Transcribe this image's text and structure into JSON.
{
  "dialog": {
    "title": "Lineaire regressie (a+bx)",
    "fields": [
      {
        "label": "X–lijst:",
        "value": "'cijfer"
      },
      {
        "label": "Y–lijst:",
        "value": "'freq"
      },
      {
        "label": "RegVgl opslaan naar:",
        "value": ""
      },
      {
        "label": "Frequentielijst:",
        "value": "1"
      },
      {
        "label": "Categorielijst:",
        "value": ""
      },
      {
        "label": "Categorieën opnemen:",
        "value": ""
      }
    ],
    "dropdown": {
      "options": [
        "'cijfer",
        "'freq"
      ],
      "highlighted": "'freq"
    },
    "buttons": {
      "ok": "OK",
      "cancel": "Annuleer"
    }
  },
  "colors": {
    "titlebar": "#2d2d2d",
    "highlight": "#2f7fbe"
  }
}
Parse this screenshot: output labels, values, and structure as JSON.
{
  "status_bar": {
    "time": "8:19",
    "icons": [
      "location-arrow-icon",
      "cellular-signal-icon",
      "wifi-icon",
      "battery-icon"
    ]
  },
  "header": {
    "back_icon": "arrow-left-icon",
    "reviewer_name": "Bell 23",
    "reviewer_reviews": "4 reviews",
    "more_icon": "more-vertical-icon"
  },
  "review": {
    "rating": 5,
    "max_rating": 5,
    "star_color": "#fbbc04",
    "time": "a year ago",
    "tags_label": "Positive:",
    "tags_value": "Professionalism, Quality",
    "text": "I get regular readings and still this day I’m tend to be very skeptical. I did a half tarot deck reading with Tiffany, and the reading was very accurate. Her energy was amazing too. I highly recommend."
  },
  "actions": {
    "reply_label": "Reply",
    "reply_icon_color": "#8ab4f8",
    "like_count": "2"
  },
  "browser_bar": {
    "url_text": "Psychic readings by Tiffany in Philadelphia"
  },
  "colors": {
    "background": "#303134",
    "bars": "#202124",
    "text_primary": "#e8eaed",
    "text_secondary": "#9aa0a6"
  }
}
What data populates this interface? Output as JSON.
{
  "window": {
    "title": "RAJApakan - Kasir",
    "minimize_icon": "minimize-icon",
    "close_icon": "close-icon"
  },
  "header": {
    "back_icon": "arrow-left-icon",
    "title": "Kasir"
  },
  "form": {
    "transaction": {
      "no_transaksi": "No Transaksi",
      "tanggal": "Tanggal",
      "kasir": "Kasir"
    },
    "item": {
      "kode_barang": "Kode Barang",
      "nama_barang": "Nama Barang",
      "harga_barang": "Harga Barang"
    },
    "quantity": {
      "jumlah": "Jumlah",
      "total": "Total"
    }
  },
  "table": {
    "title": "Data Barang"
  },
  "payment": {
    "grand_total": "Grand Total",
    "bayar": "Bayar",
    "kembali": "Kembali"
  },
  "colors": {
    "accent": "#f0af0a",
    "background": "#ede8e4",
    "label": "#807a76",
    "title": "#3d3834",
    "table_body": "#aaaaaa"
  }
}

Task instructions —
Each record above should be repeated exactly as it appears.

Completed task —
Transcribe this image's text and structure into JSON.
{
  "dialog": {
    "title": "Lineaire regressie (a+bx)",
    "fields": [
      {
        "label": "X–lijst:",
        "value": "'cijfer"
      },
      {
        "label": "Y–lijst:",
        "value": "'freq"
      },
      {
        "label": "RegVgl opslaan naar:",
        "value": ""
      },
      {
        "label": "Frequentielijst:",
        "value": "1"
      },
      {
        "label": "Categorielijst:",
        "value": ""
      },
      {
        "label": "Categorieën opnemen:",
        "value": ""
      }
    ],
    "dropdown": {
      "options": [
        "'cijfer",
        "'freq"
      ],
      "highlighted": "'freq"
    },
    "buttons": {
      "ok": "OK",
      "cancel": "Annuleer"
    }
  },
  "colors": {
    "titlebar": "#2d2d2d",
    "highlight": "#2f7fbe"
  }
}
Parse this screenshot: output labels, values, and structure as JSON.
{
  "status_bar": {
    "time": "8:19",
    "icons": [
      "location-arrow-icon",
      "cellular-signal-icon",
      "wifi-icon",
      "battery-icon"
    ]
  },
  "header": {
    "back_icon": "arrow-left-icon",
    "reviewer_name": "Bell 23",
    "reviewer_reviews": "4 reviews",
    "more_icon": "more-vertical-icon"
  },
  "review": {
    "rating": 5,
    "max_rating": 5,
    "star_color": "#fbbc04",
    "time": "a year ago",
    "tags_label": "Positive:",
    "tags_value": "Professionalism, Quality",
    "text": "I get regular readings and still this day I’m tend to be very skeptical. I did a half tarot deck reading with Tiffany, and the reading was very accurate. Her energy was amazing too. I highly recommend."
  },
  "actions": {
    "reply_label": "Reply",
    "reply_icon_color": "#8ab4f8",
    "like_count": "2"
  },
  "browser_bar": {
    "url_text": "Psychic readings by Tiffany in Philadelphia"
  },
  "colors": {
    "background": "#303134",
    "bars": "#202124",
    "text_primary": "#e8eaed",
    "text_secondary": "#9aa0a6"
  }
}
What data populates this interface? Output as JSON.
{
  "window": {
    "title": "RAJApakan - Kasir",
    "minimize_icon": "minimize-icon",
    "close_icon": "close-icon"
  },
  "header": {
    "back_icon": "arrow-left-icon",
    "title": "Kasir"
  },
  "form": {
    "transaction": {
      "no_transaksi": "No Transaksi",
      "tanggal": "Tanggal",
      "kasir": "Kasir"
    },
    "item": {
      "kode_barang": "Kode Barang",
      "nama_barang": "Nama Barang",
      "harga_barang": "Harga Barang"
    },
    "quantity": {
      "jumlah": "Jumlah",
      "total": "Total"
    }
  },
  "table": {
    "title": "Data Barang"
  },
  "payment": {
    "grand_total": "Grand Total",
    "bayar": "Bayar",
    "kembali": "Kembali"
  },
  "colors": {
    "accent": "#f0af0a",
    "background": "#ede8e4",
    "label": "#807a76",
    "title": "#3d3834",
    "table_body": "#aaaaaa"
  }
}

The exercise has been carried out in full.